■ **AIM**:
Retype, exactly and with nothing added, the lines from the one showing "OCR this image." through the final line of the material. Omit pictures.

■ **DATA FOR PROCESSING**:
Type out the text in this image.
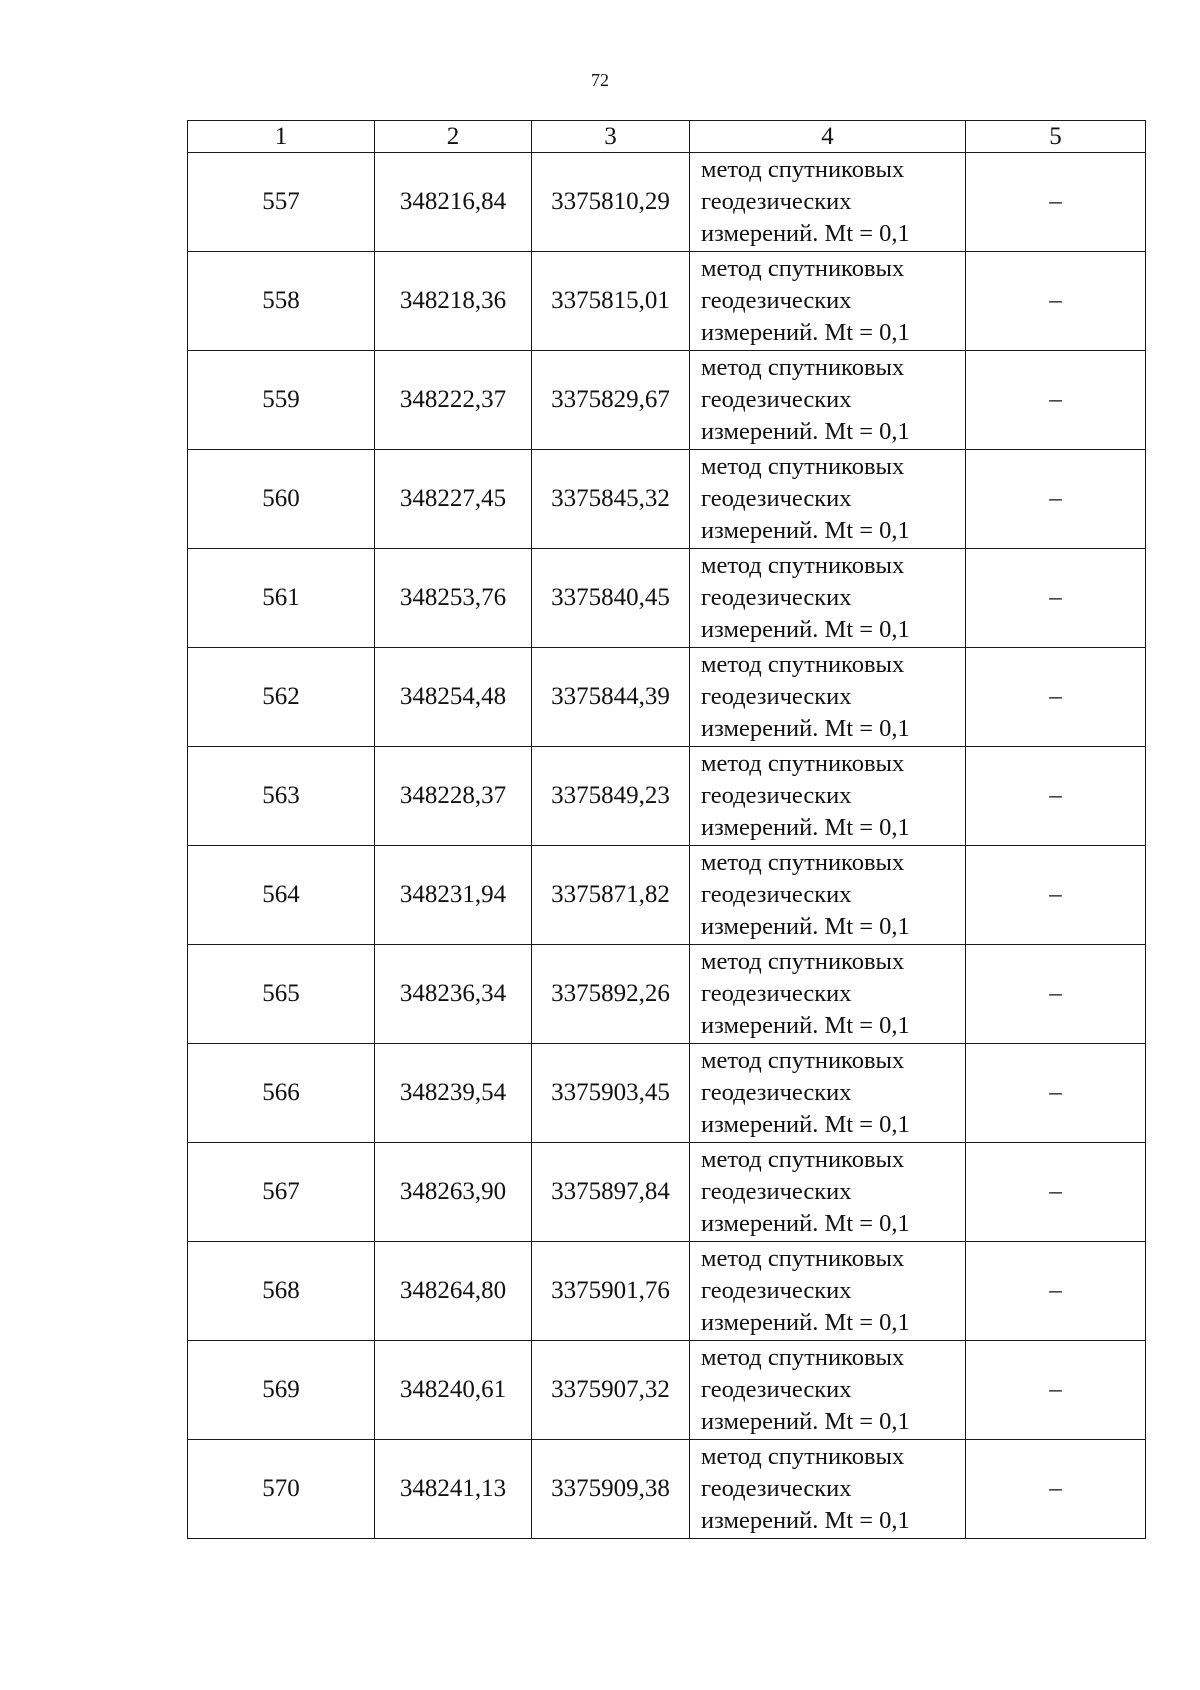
72
1	2	3	4	5
557	348216,84	3375810,29	метод спутниковых
геодезических
измерений. Mt = 0,1	–
558	348218,36	3375815,01	метод спутниковых
геодезических
измерений. Mt = 0,1	–
559	348222,37	3375829,67	метод спутниковых
геодезических
измерений. Mt = 0,1	–
560	348227,45	3375845,32	метод спутниковых
геодезических
измерений. Mt = 0,1	–
561	348253,76	3375840,45	метод спутниковых
геодезических
измерений. Mt = 0,1	–
562	348254,48	3375844,39	метод спутниковых
геодезических
измерений. Mt = 0,1	–
563	348228,37	3375849,23	метод спутниковых
геодезических
измерений. Mt = 0,1	–
564	348231,94	3375871,82	метод спутниковых
геодезических
измерений. Mt = 0,1	–
565	348236,34	3375892,26	метод спутниковых
геодезических
измерений. Mt = 0,1	–
566	348239,54	3375903,45	метод спутниковых
геодезических
измерений. Mt = 0,1	–
567	348263,90	3375897,84	метод спутниковых
геодезических
измерений. Mt = 0,1	–
568	348264,80	3375901,76	метод спутниковых
геодезических
измерений. Mt = 0,1	–
569	348240,61	3375907,32	метод спутниковых
геодезических
измерений. Mt = 0,1	–
570	348241,13	3375909,38	метод спутниковых
геодезических
измерений. Mt = 0,1	–
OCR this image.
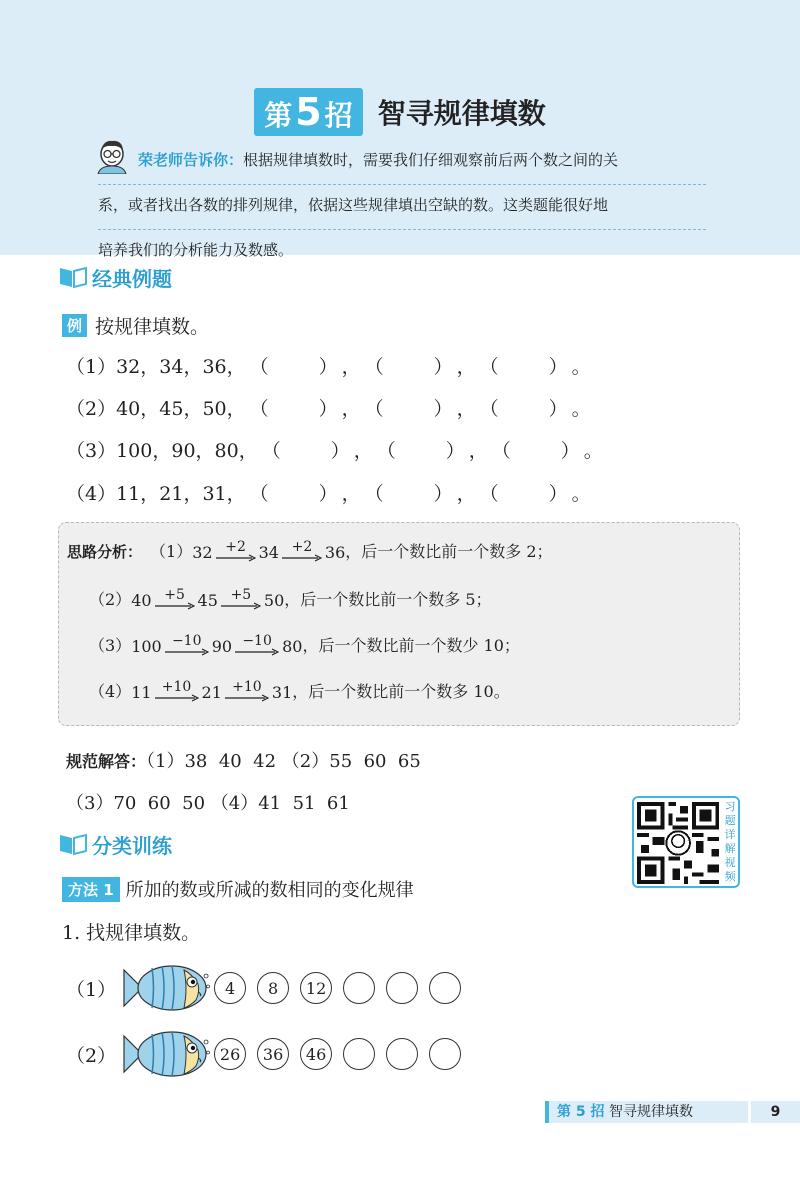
第5 招 智寻规律填数
荣老师告诉你：根据规律填数时，需要我们仔细观察前后两个数之间的关
系，或者找出各数的排列规律，依据这些规律填出空缺的数。这类题能很好地
培养我们的分析能力及数感。
经典例题
例 按规律填数。
（1）32，34，36， （	） ， （	） ， （	） 。
（2）40，45，50， （	） ， （	） ， （	） 。
（3）100，90，80， （	） ， （	） ， （	） 。
（4）11，21，31， （	） ， （	） ， （	） 。
思路分析： （1） 32 +2 34 +2 36 ，后一个数比前一个数多 2；
（2） 40 +5 45 +5 50 ，后一个数比前一个数多 5；
（3） 100 −10 90 −10 80 ，后一个数比前一个数少 10；
（4） 11 +10 21 +10 31 ，后一个数比前一个数多 10。
规范解答：（1）38  40  42 （2）55  60  65
（3）70  60  50 （4）41  51  61	习
题
详
解
视
频
分类训练
方法 1 所加的数或所减的数相同的变化规律
1. 找规律填数。
（1）	4	8	12
（2）	26	36	46
第 5 招 智寻规律填数	9
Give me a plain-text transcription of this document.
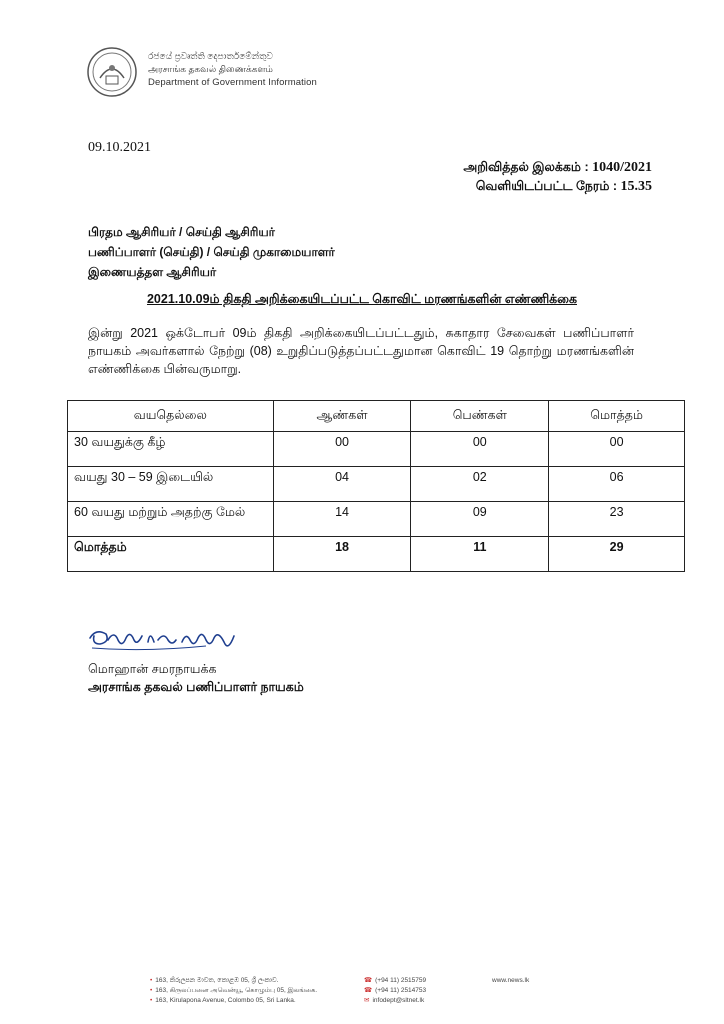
රජයේ ප්‍රවෘත්ති දෙපාර්තමේන්තුව
அரசாங்க தகவல் திணைக்களம்
Department of Government Information
09.10.2021
அறிவித்தல் இலக்கம் : 1040/2021
வெளியிடப்பட்ட நேரம் : 15.35
பிரதம ஆசிரியர் / செய்தி ஆசிரியர்
பணிப்பாளர் (செய்தி) / செய்தி முகாமையாளர்
இணையத்தள ஆசிரியர்
2021.10.09ம் திகதி அறிக்கையிடப்பட்ட கொவிட் மரணங்களின் எண்ணிக்கை
இன்று 2021 ஒக்டோபர் 09ம் திகதி அறிக்கையிடப்பட்டதும், சுகாதார சேவைகள் பணிப்பாளர் நாயகம் அவர்களால் நேற்று (08) உறுதிப்படுத்தப்பட்டதுமான கொவிட் 19 தொற்று மரணங்களின் எண்ணிக்கை பின்வருமாறு.
வயதெல்லை	ஆண்கள்	பெண்கள்	மொத்தம்
30 வயதுக்கு கீழ்	00	00	00
வயது 30 – 59 இடையில்	04	02	06
60 வயது மற்றும் அதற்கு மேல்	14	09	23
மொத்தம்	18	11	29
மொஹான் சமரநாயக்க
அரசாங்க தகவல் பணிப்பாளர் நாயகம்
• 163, කිරුලපන මාවත, කොළඹ 05, ශ්‍රී ලංකාව.
• 163, கிருலப்பனை அவென்யூ, கொழும்பு 05, இலங்கை.
• 163, Kirulapona Avenue, Colombo 05, Sri Lanka.
☎ (+94 11) 2515759
☎ (+94 11) 2514753
✉ infodept@sltnet.lk
www.news.lk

■ **SOLUTION TO THE EXERCISE**:
OCR this image.
第5 招 智寻规律填数
荣老师告诉你：根据规律填数时，需要我们仔细观察前后两个数之间的关
系，或者找出各数的排列规律，依据这些规律填出空缺的数。这类题能很好地
培养我们的分析能力及数感。
经典例题
例 按规律填数。
（1）32，34，36， （	） ， （	） ， （	） 。
（2）40，45，50， （	） ， （	） ， （	） 。
（3）100，90，80， （	） ， （	） ， （	） 。
（4）11，21，31， （	） ， （	） ， （	） 。
思路分析： （1） 32 +2 34 +2 36 ，后一个数比前一个数多 2；
（2） 40 +5 45 +5 50 ，后一个数比前一个数多 5；
（3） 100 −10 90 −10 80 ，后一个数比前一个数少 10；
（4） 11 +10 21 +10 31 ，后一个数比前一个数多 10。
规范解答：（1）38  40  42 （2）55  60  65
（3）70  60  50 （4）41  51  61	习
题
详
解
视
频
分类训练
方法 1 所加的数或所减的数相同的变化规律
1. 找规律填数。
（1）	4	8	12
（2）	26	36	46
第 5 招 智寻规律填数	9
Give me a plain-text transcription of this document.
රජයේ ප්‍රවෘත්ති දෙපාර්තමේන්තුව
அரசாங்க தகவல் திணைக்களம்
Department of Government Information
09.10.2021
அறிவித்தல் இலக்கம் : 1040/2021
வெளியிடப்பட்ட நேரம் : 15.35
பிரதம ஆசிரியர் / செய்தி ஆசிரியர்
பணிப்பாளர் (செய்தி) / செய்தி முகாமையாளர்
இணையத்தள ஆசிரியர்
2021.10.09ம் திகதி அறிக்கையிடப்பட்ட கொவிட் மரணங்களின் எண்ணிக்கை
இன்று 2021 ஒக்டோபர் 09ம் திகதி அறிக்கையிடப்பட்டதும், சுகாதார சேவைகள் பணிப்பாளர் நாயகம் அவர்களால் நேற்று (08) உறுதிப்படுத்தப்பட்டதுமான கொவிட் 19 தொற்று மரணங்களின் எண்ணிக்கை பின்வருமாறு.
வயதெல்லை	ஆண்கள்	பெண்கள்	மொத்தம்
30 வயதுக்கு கீழ்	00	00	00
வயது 30 – 59 இடையில்	04	02	06
60 வயது மற்றும் அதற்கு மேல்	14	09	23
மொத்தம்	18	11	29
மொஹான் சமரநாயக்க
அரசாங்க தகவல் பணிப்பாளர் நாயகம்
• 163, කිරුලපන මාවත, කොළඹ 05, ශ්‍රී ලංකාව.
• 163, கிருலப்பனை அவென்யூ, கொழும்பு 05, இலங்கை.
• 163, Kirulapona Avenue, Colombo 05, Sri Lanka.
☎ (+94 11) 2515759
☎ (+94 11) 2514753
✉ infodept@sltnet.lk
www.news.lk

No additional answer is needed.